> RECORDS TO PROCESS:
-- Start --

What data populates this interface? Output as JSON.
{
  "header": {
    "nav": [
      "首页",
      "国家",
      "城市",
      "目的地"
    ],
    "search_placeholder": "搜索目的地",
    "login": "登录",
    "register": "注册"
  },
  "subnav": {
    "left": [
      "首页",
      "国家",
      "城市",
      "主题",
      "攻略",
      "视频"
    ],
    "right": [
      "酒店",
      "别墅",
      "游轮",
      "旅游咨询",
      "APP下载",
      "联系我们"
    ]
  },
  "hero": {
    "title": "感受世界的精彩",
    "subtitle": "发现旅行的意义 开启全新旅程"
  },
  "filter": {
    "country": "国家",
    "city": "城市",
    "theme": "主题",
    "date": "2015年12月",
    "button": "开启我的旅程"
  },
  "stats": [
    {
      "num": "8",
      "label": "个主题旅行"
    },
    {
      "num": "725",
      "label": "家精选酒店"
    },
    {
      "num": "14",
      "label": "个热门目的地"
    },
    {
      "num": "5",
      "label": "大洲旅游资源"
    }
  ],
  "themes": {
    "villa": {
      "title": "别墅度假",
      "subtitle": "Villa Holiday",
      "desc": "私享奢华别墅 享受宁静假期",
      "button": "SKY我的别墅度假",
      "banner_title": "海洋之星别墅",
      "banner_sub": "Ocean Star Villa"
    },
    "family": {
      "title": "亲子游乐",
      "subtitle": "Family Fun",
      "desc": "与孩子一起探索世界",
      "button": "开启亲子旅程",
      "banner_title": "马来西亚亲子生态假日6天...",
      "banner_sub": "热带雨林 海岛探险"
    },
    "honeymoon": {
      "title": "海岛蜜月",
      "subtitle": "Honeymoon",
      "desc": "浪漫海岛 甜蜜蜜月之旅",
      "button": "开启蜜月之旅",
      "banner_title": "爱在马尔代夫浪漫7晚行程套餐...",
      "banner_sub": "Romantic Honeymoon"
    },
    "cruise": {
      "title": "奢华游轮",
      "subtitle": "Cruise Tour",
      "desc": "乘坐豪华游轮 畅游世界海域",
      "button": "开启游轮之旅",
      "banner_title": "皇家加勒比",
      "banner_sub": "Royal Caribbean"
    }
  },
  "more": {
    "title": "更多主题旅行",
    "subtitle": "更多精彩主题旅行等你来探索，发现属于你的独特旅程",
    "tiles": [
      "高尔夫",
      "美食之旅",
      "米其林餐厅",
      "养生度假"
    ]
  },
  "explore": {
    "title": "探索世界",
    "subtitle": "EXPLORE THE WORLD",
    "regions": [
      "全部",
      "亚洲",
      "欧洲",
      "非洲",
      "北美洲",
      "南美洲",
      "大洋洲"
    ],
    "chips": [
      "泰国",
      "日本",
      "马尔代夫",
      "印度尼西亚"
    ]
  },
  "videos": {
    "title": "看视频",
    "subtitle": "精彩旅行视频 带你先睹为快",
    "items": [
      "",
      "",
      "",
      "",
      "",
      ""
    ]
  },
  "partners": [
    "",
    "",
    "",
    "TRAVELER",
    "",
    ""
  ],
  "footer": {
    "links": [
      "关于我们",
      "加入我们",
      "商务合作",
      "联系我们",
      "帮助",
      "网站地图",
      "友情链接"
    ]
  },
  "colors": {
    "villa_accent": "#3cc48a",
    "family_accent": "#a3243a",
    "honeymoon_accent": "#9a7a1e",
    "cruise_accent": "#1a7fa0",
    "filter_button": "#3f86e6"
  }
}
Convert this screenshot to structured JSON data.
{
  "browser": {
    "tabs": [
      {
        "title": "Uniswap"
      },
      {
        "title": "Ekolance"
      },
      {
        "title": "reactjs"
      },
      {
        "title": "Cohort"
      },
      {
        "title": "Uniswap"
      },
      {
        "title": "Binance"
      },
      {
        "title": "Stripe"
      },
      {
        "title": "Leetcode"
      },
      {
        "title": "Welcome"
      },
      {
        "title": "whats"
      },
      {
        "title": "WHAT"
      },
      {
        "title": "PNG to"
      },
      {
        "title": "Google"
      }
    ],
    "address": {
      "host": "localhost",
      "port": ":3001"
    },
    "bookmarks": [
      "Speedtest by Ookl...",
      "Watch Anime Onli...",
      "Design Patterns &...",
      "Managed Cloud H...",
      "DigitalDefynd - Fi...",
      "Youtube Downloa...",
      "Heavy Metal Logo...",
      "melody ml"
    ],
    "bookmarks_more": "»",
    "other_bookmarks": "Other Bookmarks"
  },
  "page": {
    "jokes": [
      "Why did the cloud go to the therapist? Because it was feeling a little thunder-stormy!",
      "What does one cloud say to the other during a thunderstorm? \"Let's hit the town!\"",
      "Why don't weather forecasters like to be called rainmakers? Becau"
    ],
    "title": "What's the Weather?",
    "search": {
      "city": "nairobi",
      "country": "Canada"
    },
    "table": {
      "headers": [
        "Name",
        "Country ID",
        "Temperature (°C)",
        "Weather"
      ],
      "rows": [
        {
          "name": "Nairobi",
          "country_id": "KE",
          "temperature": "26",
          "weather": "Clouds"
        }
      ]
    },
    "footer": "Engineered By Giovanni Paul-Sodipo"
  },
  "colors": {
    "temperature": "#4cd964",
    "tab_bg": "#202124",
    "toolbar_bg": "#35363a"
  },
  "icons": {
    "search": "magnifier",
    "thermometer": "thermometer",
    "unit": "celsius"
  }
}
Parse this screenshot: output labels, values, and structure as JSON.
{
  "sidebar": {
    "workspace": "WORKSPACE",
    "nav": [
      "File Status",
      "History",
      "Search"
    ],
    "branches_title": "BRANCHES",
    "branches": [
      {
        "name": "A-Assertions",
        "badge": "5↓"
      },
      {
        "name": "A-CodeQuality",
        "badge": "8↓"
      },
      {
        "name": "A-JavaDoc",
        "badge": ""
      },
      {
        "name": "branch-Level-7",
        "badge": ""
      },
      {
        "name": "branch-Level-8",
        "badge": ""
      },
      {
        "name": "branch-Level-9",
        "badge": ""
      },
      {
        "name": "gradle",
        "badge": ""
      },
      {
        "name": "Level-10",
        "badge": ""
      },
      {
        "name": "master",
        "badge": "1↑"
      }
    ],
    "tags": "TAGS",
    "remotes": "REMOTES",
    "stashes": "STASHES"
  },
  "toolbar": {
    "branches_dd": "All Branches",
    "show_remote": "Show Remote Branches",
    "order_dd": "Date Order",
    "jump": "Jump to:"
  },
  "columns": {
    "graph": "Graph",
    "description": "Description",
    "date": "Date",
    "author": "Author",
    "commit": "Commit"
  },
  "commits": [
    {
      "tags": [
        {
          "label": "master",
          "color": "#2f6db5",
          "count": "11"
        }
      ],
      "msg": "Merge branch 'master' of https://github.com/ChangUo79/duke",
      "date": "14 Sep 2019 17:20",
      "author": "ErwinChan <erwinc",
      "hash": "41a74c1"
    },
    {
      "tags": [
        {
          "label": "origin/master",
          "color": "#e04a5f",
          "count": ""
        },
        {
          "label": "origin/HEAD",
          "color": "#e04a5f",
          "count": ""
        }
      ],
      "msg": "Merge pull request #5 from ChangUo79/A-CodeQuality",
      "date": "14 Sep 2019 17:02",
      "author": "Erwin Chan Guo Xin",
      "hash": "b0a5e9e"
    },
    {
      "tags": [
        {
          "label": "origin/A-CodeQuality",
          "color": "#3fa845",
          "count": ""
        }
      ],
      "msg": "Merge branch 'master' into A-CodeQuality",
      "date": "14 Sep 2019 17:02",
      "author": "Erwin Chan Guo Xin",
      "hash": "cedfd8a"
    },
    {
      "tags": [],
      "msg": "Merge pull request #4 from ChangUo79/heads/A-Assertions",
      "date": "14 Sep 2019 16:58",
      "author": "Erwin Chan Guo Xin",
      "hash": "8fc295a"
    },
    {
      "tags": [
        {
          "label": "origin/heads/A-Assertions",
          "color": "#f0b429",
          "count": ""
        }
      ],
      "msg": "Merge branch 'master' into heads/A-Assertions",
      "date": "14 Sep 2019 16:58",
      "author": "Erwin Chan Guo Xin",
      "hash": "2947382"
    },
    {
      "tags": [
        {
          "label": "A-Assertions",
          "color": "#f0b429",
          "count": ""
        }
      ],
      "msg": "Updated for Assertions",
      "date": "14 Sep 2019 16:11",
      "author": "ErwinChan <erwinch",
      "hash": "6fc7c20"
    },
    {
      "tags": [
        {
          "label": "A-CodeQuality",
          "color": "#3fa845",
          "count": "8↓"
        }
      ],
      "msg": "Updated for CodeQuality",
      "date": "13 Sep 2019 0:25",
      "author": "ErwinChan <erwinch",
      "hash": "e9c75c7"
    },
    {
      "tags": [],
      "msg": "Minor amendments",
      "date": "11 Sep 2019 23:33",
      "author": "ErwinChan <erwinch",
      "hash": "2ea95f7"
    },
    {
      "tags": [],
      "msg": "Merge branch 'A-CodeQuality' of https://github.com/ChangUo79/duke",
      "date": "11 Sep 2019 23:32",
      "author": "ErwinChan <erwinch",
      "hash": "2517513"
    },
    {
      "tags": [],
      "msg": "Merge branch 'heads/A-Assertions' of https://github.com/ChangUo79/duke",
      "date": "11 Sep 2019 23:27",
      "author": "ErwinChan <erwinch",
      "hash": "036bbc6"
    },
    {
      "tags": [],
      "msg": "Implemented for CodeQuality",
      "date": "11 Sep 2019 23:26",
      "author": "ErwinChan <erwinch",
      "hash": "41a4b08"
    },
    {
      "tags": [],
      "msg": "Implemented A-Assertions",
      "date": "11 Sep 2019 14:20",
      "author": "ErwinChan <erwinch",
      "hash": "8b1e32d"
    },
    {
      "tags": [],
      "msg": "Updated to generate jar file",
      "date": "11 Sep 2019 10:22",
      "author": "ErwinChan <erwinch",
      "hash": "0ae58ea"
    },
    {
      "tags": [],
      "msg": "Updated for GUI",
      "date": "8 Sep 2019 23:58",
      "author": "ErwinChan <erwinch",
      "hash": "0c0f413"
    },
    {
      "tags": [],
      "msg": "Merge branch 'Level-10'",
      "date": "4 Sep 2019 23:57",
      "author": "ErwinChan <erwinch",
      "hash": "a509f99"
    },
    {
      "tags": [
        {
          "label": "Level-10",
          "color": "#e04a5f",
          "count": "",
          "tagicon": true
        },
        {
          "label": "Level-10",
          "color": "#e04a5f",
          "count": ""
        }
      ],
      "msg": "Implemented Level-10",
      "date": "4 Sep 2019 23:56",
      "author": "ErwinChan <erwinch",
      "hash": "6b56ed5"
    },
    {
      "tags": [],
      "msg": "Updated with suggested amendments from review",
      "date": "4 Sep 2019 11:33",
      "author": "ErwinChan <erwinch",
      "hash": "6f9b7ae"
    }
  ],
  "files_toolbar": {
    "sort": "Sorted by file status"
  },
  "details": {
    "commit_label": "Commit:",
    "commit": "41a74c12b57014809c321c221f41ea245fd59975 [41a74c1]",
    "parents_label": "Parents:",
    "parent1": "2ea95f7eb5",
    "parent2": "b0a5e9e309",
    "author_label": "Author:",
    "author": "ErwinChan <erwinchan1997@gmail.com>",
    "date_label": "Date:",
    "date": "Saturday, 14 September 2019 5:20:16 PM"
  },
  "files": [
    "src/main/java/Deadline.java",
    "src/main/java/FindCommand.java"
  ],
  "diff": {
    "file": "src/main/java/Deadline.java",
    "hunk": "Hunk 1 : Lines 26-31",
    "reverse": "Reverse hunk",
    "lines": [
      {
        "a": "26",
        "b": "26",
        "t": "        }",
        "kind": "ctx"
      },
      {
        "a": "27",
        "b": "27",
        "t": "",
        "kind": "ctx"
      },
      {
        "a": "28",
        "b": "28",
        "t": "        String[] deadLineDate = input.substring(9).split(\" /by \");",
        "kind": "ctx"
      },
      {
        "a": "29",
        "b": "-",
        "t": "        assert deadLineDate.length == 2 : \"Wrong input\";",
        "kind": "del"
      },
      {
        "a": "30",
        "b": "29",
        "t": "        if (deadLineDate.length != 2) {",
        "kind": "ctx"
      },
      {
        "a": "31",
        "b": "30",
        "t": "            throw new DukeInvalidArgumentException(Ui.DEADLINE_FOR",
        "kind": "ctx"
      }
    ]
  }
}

-- End --

> WHAT TO PRODUCE:
Your answer should be a single number: how many lines of the material contain the word "input".

> FULL SOLUTION:
2